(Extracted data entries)
***

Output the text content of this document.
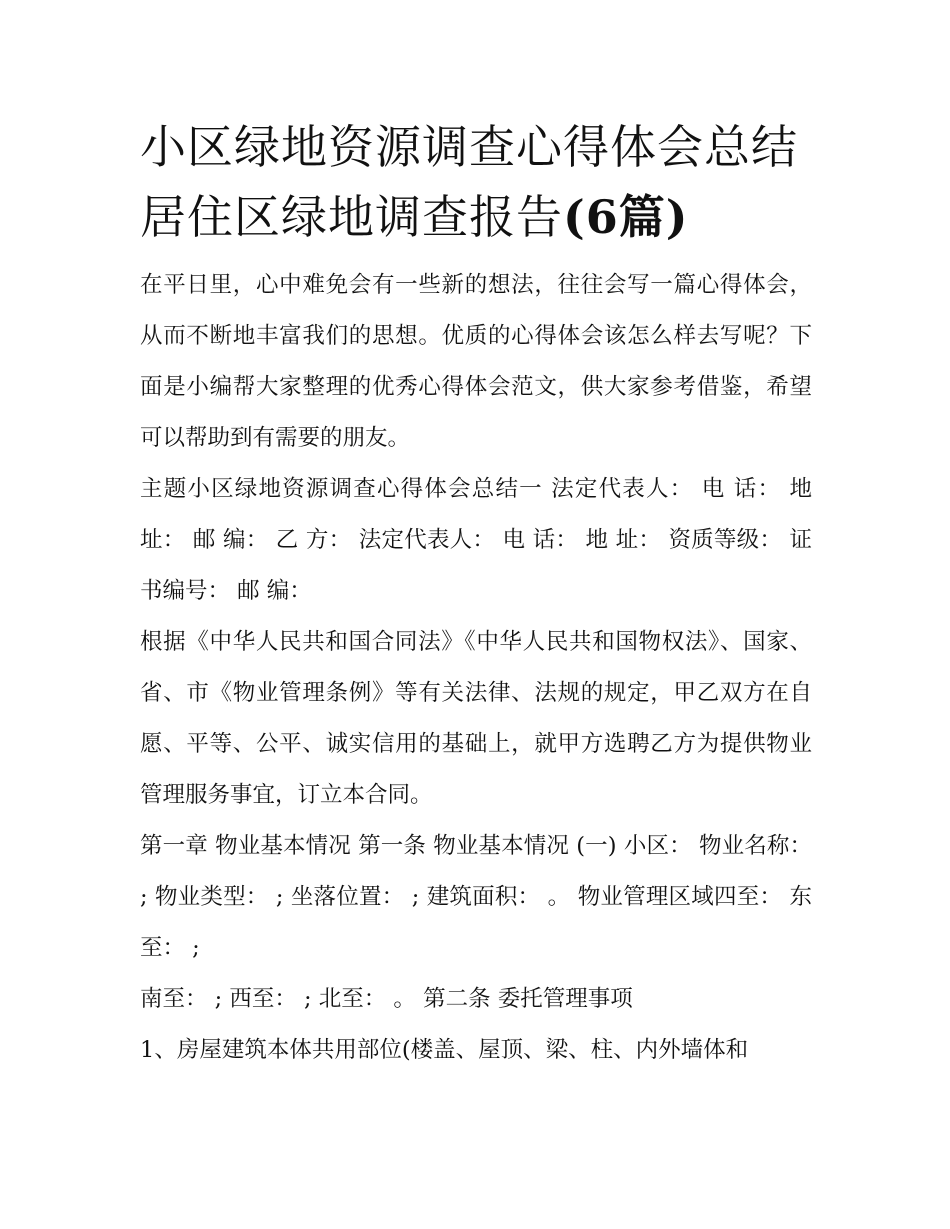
小区绿地资源调查心得体会总结 居住区绿地调查报告(6篇)

在平日里，心中难免会有一些新的想法，往往会写一篇心得体会，从而不断地丰富我们的思想。优质的心得体会该怎么样去写呢？下面是小编帮大家整理的优秀心得体会范文，供大家参考借鉴，希望可以帮助到有需要的朋友。

主题小区绿地资源调查心得体会总结一 法定代表人： 电 话： 地 址： 邮 编： 乙 方： 法定代表人： 电 话： 地 址： 资质等级： 证书编号： 邮 编：

根据《中华人民共和国合同法》《中华人民共和国物权法》、国家、省、市《物业管理条例》等有关法律、法规的规定，甲乙双方在自愿、平等、公平、诚实信用的基础上，就甲方选聘乙方为提供物业管理服务事宜，订立本合同。

第一章 物业基本情况 第一条 物业基本情况 (一) 小区： 物业名称： ; 物业类型： ; 坐落位置： ; 建筑面积： 。 物业管理区域四至： 东至： ;

南至： ; 西至： ; 北至： 。 第二条 委托管理事项

1、房屋建筑本体共用部位(楼盖、屋顶、梁、柱、内外墙体和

***

▶ [Exercise description] Make an exact copy of the whole listing, but don't bring over any pictures.

▶ [Output for this exercise]
Output the text content of this document.
小区绿地资源调查心得体会总结 居住区绿地调查报告(6篇)

在平日里，心中难免会有一些新的想法，往往会写一篇心得体会，从而不断地丰富我们的思想。优质的心得体会该怎么样去写呢？下面是小编帮大家整理的优秀心得体会范文，供大家参考借鉴，希望可以帮助到有需要的朋友。

主题小区绿地资源调查心得体会总结一 法定代表人： 电 话： 地 址： 邮 编： 乙 方： 法定代表人： 电 话： 地 址： 资质等级： 证书编号： 邮 编：

根据《中华人民共和国合同法》《中华人民共和国物权法》、国家、省、市《物业管理条例》等有关法律、法规的规定，甲乙双方在自愿、平等、公平、诚实信用的基础上，就甲方选聘乙方为提供物业管理服务事宜，订立本合同。

第一章 物业基本情况 第一条 物业基本情况 (一) 小区： 物业名称： ; 物业类型： ; 坐落位置： ; 建筑面积： 。 物业管理区域四至： 东至： ;

南至： ; 西至： ; 北至： 。 第二条 委托管理事项

1、房屋建筑本体共用部位(楼盖、屋顶、梁、柱、内外墙体和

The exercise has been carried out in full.